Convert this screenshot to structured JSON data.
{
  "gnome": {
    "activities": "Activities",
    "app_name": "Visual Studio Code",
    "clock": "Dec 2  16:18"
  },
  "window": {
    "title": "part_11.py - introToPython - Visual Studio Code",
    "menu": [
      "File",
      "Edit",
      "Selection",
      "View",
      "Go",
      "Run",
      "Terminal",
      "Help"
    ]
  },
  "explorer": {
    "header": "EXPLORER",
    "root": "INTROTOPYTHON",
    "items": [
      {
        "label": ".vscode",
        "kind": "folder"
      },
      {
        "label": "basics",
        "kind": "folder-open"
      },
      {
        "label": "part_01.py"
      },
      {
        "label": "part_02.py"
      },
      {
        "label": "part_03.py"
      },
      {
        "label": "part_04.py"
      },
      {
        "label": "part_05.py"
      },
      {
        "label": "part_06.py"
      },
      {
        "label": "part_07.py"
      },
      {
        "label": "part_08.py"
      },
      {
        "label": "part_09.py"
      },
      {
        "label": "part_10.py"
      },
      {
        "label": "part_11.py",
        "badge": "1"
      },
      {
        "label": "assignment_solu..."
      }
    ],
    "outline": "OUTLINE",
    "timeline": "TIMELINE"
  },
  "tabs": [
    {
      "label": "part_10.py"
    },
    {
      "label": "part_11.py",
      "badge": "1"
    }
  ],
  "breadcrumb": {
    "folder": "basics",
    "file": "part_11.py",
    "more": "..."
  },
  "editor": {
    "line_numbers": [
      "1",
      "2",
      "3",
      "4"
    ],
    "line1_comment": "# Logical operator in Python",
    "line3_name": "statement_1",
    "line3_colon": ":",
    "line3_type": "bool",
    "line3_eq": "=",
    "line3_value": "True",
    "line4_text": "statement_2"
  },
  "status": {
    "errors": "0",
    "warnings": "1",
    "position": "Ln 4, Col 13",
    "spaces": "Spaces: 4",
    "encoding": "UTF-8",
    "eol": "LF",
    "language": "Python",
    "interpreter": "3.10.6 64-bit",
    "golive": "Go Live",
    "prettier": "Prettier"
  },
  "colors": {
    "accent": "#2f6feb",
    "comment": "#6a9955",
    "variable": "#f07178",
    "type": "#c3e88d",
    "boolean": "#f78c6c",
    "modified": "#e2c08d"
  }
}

⁂

• _DIRECTIVE_
Extract all of the data shown above without alteration.

• _EXERCISE ANSWER_
Convert this screenshot to structured JSON data.
{
  "gnome": {
    "activities": "Activities",
    "app_name": "Visual Studio Code",
    "clock": "Dec 2  16:18"
  },
  "window": {
    "title": "part_11.py - introToPython - Visual Studio Code",
    "menu": [
      "File",
      "Edit",
      "Selection",
      "View",
      "Go",
      "Run",
      "Terminal",
      "Help"
    ]
  },
  "explorer": {
    "header": "EXPLORER",
    "root": "INTROTOPYTHON",
    "items": [
      {
        "label": ".vscode",
        "kind": "folder"
      },
      {
        "label": "basics",
        "kind": "folder-open"
      },
      {
        "label": "part_01.py"
      },
      {
        "label": "part_02.py"
      },
      {
        "label": "part_03.py"
      },
      {
        "label": "part_04.py"
      },
      {
        "label": "part_05.py"
      },
      {
        "label": "part_06.py"
      },
      {
        "label": "part_07.py"
      },
      {
        "label": "part_08.py"
      },
      {
        "label": "part_09.py"
      },
      {
        "label": "part_10.py"
      },
      {
        "label": "part_11.py",
        "badge": "1"
      },
      {
        "label": "assignment_solu..."
      }
    ],
    "outline": "OUTLINE",
    "timeline": "TIMELINE"
  },
  "tabs": [
    {
      "label": "part_10.py"
    },
    {
      "label": "part_11.py",
      "badge": "1"
    }
  ],
  "breadcrumb": {
    "folder": "basics",
    "file": "part_11.py",
    "more": "..."
  },
  "editor": {
    "line_numbers": [
      "1",
      "2",
      "3",
      "4"
    ],
    "line1_comment": "# Logical operator in Python",
    "line3_name": "statement_1",
    "line3_colon": ":",
    "line3_type": "bool",
    "line3_eq": "=",
    "line3_value": "True",
    "line4_text": "statement_2"
  },
  "status": {
    "errors": "0",
    "warnings": "1",
    "position": "Ln 4, Col 13",
    "spaces": "Spaces: 4",
    "encoding": "UTF-8",
    "eol": "LF",
    "language": "Python",
    "interpreter": "3.10.6 64-bit",
    "golive": "Go Live",
    "prettier": "Prettier"
  },
  "colors": {
    "accent": "#2f6feb",
    "comment": "#6a9955",
    "variable": "#f07178",
    "type": "#c3e88d",
    "boolean": "#f78c6c",
    "modified": "#e2c08d"
  }
}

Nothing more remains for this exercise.